Gather the lines below that include the string "капитальный", copying each in full.

────

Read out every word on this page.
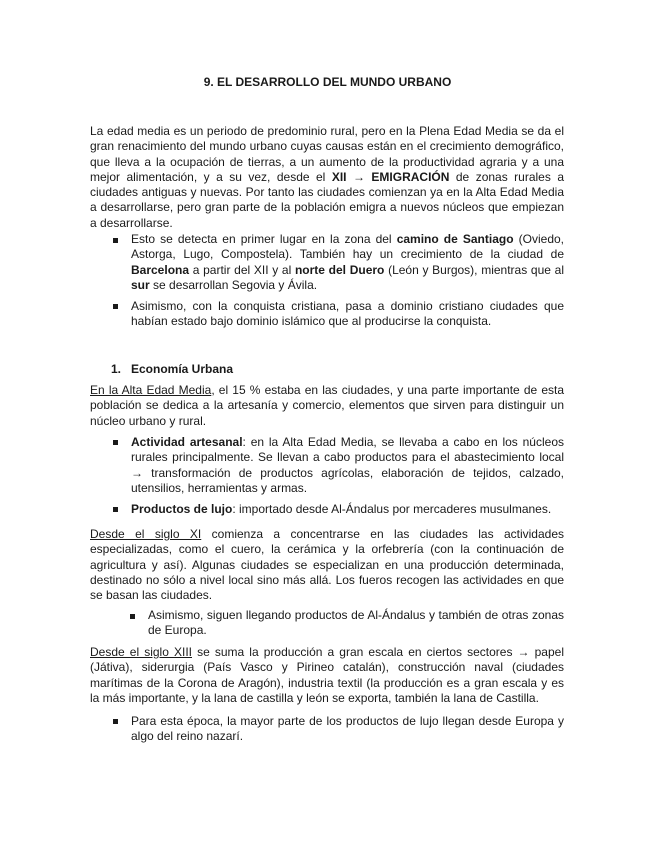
9. EL DESARROLLO DEL MUNDO URBANO
La edad media es un periodo de predominio rural, pero en la Plena Edad Media se da el gran renacimiento del mundo urbano cuyas causas están en el crecimiento demográfico, que lleva a la ocupación de tierras, a un aumento de la productividad agraria y a una mejor alimentación, y a su vez, desde el XII → EMIGRACIÓN de zonas rurales a ciudades antiguas y nuevas. Por tanto las ciudades comienzan ya en la Alta Edad Media a desarrollarse, pero gran parte de la población emigra a nuevos núcleos que empiezan a desarrollarse.
Esto se detecta en primer lugar en la zona del camino de Santiago (Oviedo, Astorga, Lugo, Compostela). También hay un crecimiento de la ciudad de Barcelona a partir del XII y al norte del Duero (León y Burgos), mientras que al sur se desarrollan Segovia y Ávila.
Asimismo, con la conquista cristiana, pasa a dominio cristiano ciudades que habían estado bajo dominio islámico que al producirse la conquista.
1. Economía Urbana
En la Alta Edad Media, el 15 % estaba en las ciudades, y una parte importante de esta población se dedica a la artesanía y comercio, elementos que sirven para distinguir un núcleo urbano y rural.
Actividad artesanal: en la Alta Edad Media, se llevaba a cabo en los núcleos rurales principalmente. Se llevan a cabo productos para el abastecimiento local → transformación de productos agrícolas, elaboración de tejidos, calzado, utensilios, herramientas y armas.
Productos de lujo: importado desde Al-Ándalus por mercaderes musulmanes.
Desde el siglo XI comienza a concentrarse en las ciudades las actividades especializadas, como el cuero, la cerámica y la orfebrería (con la continuación de agricultura y así). Algunas ciudades se especializan en una producción determinada, destinado no sólo a nivel local sino más allá. Los fueros recogen las actividades en que se basan las ciudades.
Asimismo, siguen llegando productos de Al-Ándalus y también de otras zonas de Europa.
Desde el siglo XIII se suma la producción a gran escala en ciertos sectores → papel (Játiva), siderurgia (País Vasco y Pirineo catalán), construcción naval (ciudades marítimas de la Corona de Aragón), industria textil (la producción es a gran escala y es la más importante, y la lana de castilla y león se exporta, también la lana de Castilla.
Para esta época, la mayor parte de los productos de lujo llegan desde Europa y algo del reino nazarí.
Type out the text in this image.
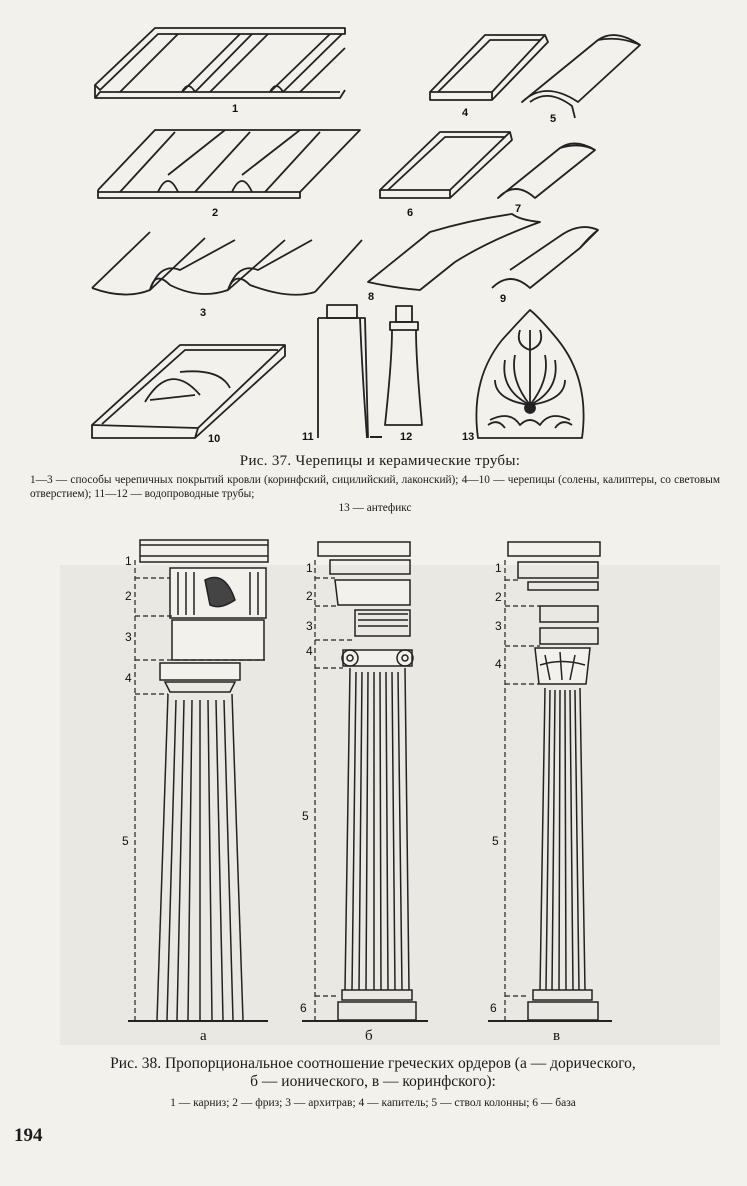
1	4	5
2	6	7
3
8	9
10	11	12	13
Рис. 37. Черепицы и керамические трубы:
1—3 — способы черепичных покрытий кровли (коринфский, сицилийский, лаконский); 4—10 — черепицы (солены, калиптеры, со световым отверстием); 11—12 — водопроводные трубы;
13 — антефикс
1
2
3
4
5
1
2
3
4
5
6
1
2
3
4
5
6
а	б	в
Рис. 38. Пропорциональное соотношение греческих ордеров (а — дорического,
б — ионического, в — коринфского):
1 — карниз; 2 — фриз; 3 — архитрав; 4 — капитель; 5 — ствол колонны; 6 — база
194
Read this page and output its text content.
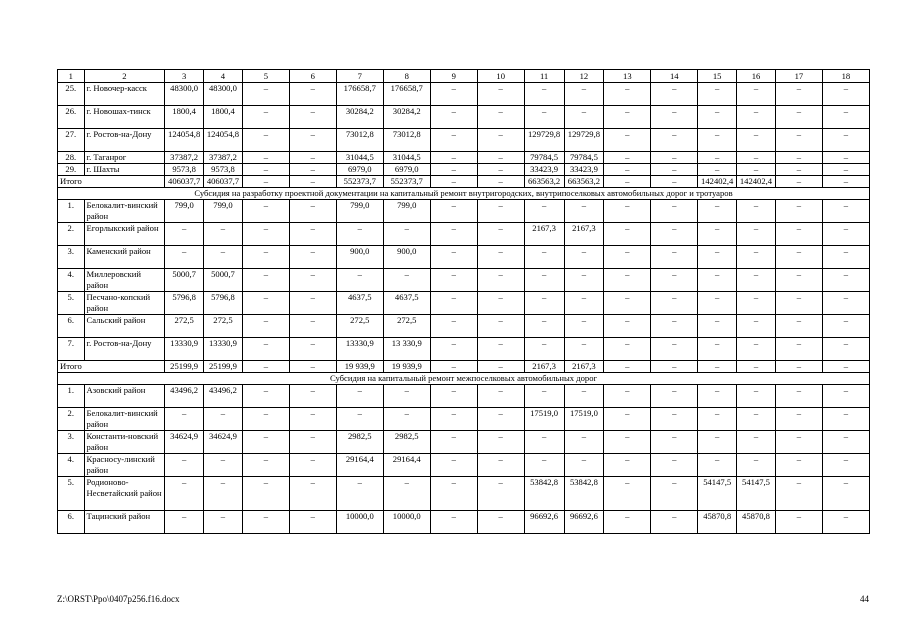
1	2	3	4	5	6	7	8	9	10	11	12	13	14	15	16	17	18
25.	г. Новочер-касск	48300,0	48300,0	–	–	176658,7	176658,7	–	–	–	–	–	–	–	–	–	–
26.	г. Новошах-тинск	1800,4	1800,4	–	–	30284,2	30284,2	–	–	–	–	–	–	–	–	–	–
27.	г. Ростов-на-Дону	124054,8	124054,8	–	–	73012,8	73012,8	–	–	129729,8	129729,8	–	–	–	–	–	–
28.	г. Таганрог	37387,2	37387,2	–	–	31044,5	31044,5	–	–	79784,5	79784,5	–	–	–	–	–	–
29.	г. Шахты	9573,8	9573,8	–	–	6979,0	6979,0	–	–	33423,9	33423,9	–	–	–	–	–	–
Итого		406037,7	406037,7	–	–	552373,7	552373,7	–	–	663563,2	663563,2	–	–	142402,4	142402,4	–	–
Субсидия на разработку проектной документации на капитальный ремонт внутригородских, внутрипоселковых автомобильных дорог и тротуаров																	
1.	Белокалит-винский район	799,0	799,0	–	–	799,0	799,0	–	–	–	–	–	–	–	–	–	–
2.	Егорлыкский район	–	–	–	–	–	–	–	–	2167,3	2167,3	–	–	–	–	–	–
3.	Каменский район	–	–	–	–	900,0	900,0	–	–	–	–	–	–	–	–	–	–
4.	Миллеровский район	5000,7	5000,7	–	–	–	–	–	–	–	–	–	–	–	–	–	–
5.	Песчано-копский район	5796,8	5796,8	–	–	4637,5	4637,5	–	–	–	–	–	–	–	–	–	–
6.	Сальский район	272,5	272,5	–	–	272,5	272,5	–	–	–	–	–	–	–	–	–	–
7.	г. Ростов-на-Дону	13330,9	13330,9	–	–	13330,9	13 330,9	–	–	–	–	–	–	–	–	–	–
Итого		25199,9	25199,9	–	–	19 939,9	19 939,9	–	–	2167,3	2167,3	–	–	–	–	–	–
Субсидия на капитальный ремонт межпоселковых автомобильных дорог																	
1.	Азовский район	43496,2	43496,2	–	–	–	–	–	–	–	–	–	–	–	–	–	–
2.	Белокалит-винский район	–	–	–	–	–	–	–	–	17519,0	17519,0	–	–	–	–	–	–
3.	Константи-новский район	34624,9	34624,9	–	–	2982,5	2982,5	–	–	–	–	–	–	–	–	–	–
4.	Красносу-линский район	–	–	–	–	29164,4	29164,4	–	–	–	–	–	–	–	–	–	–
5.	Родионово-Несветайский район	–	–	–	–	–	–	–	–	53842,8	53842,8	–	–	54147,5	54147,5	–	–
6.	Тацинский район	–	–	–	–	10000,0	10000,0	–	–	96692,6	96692,6	–	–	45870,8	45870,8	–	–
Z:\ORST\Ppo\0407p256.f16.docx	44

────

• **Finished exercise**
Субсидия на разработку проектной документации на капитальный ремонт внутригородских, внутрипоселковых автомобильных дорог и тротуаров																	
Субсидия на капитальный ремонт межпоселковых автомобильных дорог																	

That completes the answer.